[begin Listing]

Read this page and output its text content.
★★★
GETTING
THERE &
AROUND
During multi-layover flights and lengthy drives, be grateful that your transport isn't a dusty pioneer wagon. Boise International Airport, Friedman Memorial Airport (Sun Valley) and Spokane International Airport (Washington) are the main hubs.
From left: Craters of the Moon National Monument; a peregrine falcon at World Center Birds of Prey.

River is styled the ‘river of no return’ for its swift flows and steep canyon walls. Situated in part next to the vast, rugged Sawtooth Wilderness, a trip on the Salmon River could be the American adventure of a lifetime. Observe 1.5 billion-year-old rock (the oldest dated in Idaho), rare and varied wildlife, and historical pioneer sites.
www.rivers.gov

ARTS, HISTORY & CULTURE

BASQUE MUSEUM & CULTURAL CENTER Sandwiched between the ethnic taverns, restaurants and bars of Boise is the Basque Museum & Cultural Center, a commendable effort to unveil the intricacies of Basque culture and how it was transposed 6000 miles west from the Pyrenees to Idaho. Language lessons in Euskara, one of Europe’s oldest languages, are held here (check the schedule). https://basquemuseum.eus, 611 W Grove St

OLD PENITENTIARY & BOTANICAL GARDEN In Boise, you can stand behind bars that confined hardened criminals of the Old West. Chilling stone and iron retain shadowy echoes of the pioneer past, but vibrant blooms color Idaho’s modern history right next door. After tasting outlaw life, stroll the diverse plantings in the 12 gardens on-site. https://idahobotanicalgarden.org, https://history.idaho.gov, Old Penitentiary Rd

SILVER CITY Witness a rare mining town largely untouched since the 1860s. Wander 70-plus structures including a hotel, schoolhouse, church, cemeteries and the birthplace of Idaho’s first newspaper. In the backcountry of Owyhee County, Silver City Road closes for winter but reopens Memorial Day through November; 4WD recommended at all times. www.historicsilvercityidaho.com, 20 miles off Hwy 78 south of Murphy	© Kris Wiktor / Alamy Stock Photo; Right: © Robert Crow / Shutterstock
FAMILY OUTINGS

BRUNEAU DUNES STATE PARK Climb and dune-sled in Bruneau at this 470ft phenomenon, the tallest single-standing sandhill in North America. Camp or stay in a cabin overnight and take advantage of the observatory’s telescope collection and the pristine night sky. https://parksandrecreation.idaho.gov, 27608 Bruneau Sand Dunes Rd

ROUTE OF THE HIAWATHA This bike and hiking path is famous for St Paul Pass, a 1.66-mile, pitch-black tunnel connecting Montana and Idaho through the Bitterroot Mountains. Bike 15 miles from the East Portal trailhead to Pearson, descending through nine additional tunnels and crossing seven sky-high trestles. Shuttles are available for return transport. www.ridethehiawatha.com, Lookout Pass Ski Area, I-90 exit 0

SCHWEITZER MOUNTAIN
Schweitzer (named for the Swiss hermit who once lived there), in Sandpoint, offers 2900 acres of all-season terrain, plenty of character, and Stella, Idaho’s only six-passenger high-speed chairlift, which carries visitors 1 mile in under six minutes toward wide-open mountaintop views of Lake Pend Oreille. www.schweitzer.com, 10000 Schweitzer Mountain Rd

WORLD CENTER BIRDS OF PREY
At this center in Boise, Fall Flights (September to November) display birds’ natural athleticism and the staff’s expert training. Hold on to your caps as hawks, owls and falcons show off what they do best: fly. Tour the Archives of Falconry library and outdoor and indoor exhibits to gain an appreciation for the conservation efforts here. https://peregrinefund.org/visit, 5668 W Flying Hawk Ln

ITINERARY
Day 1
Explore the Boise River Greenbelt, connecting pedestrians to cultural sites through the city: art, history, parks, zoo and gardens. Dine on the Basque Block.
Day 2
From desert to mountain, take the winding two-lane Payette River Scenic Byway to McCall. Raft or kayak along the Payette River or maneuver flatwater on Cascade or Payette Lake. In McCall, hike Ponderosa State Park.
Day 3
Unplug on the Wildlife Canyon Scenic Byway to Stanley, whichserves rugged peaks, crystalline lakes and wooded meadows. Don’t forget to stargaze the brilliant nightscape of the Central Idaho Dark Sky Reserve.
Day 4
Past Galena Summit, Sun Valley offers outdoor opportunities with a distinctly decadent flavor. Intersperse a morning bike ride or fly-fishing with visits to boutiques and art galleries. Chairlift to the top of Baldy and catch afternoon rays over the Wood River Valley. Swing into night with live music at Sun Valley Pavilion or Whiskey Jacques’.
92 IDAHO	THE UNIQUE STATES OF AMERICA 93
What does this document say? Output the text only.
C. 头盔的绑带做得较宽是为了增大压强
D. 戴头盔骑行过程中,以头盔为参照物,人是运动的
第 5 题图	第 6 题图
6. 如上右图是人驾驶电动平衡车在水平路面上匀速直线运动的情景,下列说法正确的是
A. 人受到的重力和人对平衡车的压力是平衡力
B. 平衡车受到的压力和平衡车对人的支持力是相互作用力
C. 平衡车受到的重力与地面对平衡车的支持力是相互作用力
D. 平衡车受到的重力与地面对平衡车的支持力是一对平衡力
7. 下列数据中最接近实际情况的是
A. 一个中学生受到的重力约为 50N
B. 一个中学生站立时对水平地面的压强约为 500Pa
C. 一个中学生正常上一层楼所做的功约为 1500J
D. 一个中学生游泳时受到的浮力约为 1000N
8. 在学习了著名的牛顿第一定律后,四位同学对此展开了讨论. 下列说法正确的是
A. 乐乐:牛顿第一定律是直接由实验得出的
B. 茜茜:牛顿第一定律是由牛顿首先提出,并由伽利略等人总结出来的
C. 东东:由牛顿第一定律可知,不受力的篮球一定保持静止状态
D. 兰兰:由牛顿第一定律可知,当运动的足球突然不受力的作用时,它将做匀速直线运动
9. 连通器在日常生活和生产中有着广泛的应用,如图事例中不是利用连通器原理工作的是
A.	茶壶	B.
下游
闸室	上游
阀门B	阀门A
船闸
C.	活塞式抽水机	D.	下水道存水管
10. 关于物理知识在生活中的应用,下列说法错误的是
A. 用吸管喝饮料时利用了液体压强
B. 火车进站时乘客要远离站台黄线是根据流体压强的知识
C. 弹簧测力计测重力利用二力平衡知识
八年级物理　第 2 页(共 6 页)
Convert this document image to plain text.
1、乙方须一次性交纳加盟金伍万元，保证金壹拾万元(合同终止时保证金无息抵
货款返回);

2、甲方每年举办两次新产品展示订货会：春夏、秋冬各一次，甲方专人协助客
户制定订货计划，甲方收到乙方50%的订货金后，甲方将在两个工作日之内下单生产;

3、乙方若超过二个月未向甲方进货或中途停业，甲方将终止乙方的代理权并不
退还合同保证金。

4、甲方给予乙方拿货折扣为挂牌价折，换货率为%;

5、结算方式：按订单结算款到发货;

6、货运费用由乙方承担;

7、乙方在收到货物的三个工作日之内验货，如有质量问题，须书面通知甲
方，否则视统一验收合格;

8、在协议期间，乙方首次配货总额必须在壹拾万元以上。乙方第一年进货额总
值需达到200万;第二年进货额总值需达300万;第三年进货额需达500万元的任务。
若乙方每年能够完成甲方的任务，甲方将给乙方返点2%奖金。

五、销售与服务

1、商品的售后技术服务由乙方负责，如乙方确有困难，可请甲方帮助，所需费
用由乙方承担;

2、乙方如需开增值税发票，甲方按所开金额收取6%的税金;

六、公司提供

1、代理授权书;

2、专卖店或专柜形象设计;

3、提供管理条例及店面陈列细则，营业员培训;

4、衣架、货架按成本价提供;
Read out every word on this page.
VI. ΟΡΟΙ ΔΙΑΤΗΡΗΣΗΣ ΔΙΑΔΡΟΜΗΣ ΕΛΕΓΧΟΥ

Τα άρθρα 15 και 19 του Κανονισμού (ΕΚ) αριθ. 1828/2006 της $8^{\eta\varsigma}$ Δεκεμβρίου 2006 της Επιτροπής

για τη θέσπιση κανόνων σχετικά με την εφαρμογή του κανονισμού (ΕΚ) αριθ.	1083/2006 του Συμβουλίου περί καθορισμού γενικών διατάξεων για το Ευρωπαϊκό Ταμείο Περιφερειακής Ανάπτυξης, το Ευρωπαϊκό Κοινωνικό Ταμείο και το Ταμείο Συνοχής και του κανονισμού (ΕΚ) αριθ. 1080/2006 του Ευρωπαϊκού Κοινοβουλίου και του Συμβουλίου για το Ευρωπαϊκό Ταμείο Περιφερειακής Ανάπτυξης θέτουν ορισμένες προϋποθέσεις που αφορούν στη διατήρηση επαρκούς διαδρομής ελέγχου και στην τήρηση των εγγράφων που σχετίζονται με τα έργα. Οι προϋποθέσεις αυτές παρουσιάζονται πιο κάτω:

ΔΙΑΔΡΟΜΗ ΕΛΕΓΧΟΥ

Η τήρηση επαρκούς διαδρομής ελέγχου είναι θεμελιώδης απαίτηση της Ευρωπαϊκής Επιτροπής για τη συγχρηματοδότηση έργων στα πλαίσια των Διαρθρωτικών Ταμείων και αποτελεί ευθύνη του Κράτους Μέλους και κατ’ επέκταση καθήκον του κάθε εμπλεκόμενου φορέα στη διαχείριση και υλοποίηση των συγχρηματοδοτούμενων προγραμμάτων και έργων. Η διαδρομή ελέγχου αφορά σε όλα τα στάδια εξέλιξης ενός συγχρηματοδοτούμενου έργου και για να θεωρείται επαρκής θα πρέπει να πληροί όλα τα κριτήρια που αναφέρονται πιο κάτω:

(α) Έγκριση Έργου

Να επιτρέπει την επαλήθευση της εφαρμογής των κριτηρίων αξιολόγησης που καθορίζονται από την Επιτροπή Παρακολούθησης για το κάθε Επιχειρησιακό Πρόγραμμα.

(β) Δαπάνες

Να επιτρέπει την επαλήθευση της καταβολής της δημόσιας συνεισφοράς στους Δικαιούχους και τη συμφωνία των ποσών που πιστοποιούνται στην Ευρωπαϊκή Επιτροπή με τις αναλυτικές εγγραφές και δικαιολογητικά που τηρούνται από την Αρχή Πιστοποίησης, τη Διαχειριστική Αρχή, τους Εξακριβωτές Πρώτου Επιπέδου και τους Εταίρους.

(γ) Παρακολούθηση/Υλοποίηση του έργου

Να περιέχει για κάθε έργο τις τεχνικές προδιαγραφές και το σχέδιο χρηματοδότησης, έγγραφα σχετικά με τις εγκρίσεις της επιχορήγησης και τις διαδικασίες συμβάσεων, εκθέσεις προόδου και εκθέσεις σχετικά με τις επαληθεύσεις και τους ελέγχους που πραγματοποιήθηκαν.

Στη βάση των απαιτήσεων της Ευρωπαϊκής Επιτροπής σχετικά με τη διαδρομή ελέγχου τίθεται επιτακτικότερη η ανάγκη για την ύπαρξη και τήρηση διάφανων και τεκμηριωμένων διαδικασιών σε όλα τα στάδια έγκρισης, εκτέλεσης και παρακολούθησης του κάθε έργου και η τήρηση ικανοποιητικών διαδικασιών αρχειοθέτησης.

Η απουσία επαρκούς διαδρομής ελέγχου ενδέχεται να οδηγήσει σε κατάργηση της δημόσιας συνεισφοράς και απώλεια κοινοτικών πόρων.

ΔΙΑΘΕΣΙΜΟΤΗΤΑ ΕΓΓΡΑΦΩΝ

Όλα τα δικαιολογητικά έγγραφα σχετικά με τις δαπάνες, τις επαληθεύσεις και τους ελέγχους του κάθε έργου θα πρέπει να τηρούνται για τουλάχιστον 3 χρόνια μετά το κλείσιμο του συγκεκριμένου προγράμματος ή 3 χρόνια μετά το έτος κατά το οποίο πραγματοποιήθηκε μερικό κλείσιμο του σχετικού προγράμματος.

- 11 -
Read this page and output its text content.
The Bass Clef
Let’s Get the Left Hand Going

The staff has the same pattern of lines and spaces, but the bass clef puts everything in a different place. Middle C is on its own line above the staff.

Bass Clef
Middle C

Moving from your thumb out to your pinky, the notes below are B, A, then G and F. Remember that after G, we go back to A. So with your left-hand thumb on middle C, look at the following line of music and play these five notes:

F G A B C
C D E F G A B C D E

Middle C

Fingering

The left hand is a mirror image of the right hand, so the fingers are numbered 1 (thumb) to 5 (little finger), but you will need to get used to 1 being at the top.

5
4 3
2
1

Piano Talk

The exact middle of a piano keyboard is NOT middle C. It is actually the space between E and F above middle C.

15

[end Listing]

■ What you have to do ■
Filter the listing for the word "δημόσιας" and copy every line that holds it.

■ Final answer ■
Να επιτρέπει την επαλήθευση της καταβολής της δημόσιας συνεισφοράς στους Δικαιούχους και τη συμφωνία των ποσών που πιστοποιούνται στην Ευρωπαϊκή Επιτροπή με τις αναλυτικές εγγραφές και δικαιολογητικά που τηρούνται από την Αρχή Πιστοποίησης, τη Διαχειριστική Αρχή, τους Εξακριβωτές Πρώτου Επιπέδου και τους Εταίρους.
Η απουσία επαρκούς διαδρομής ελέγχου ενδέχεται να οδηγήσει σε κατάργηση της δημόσιας συνεισφοράς και απώλεια κοινοτικών πόρων.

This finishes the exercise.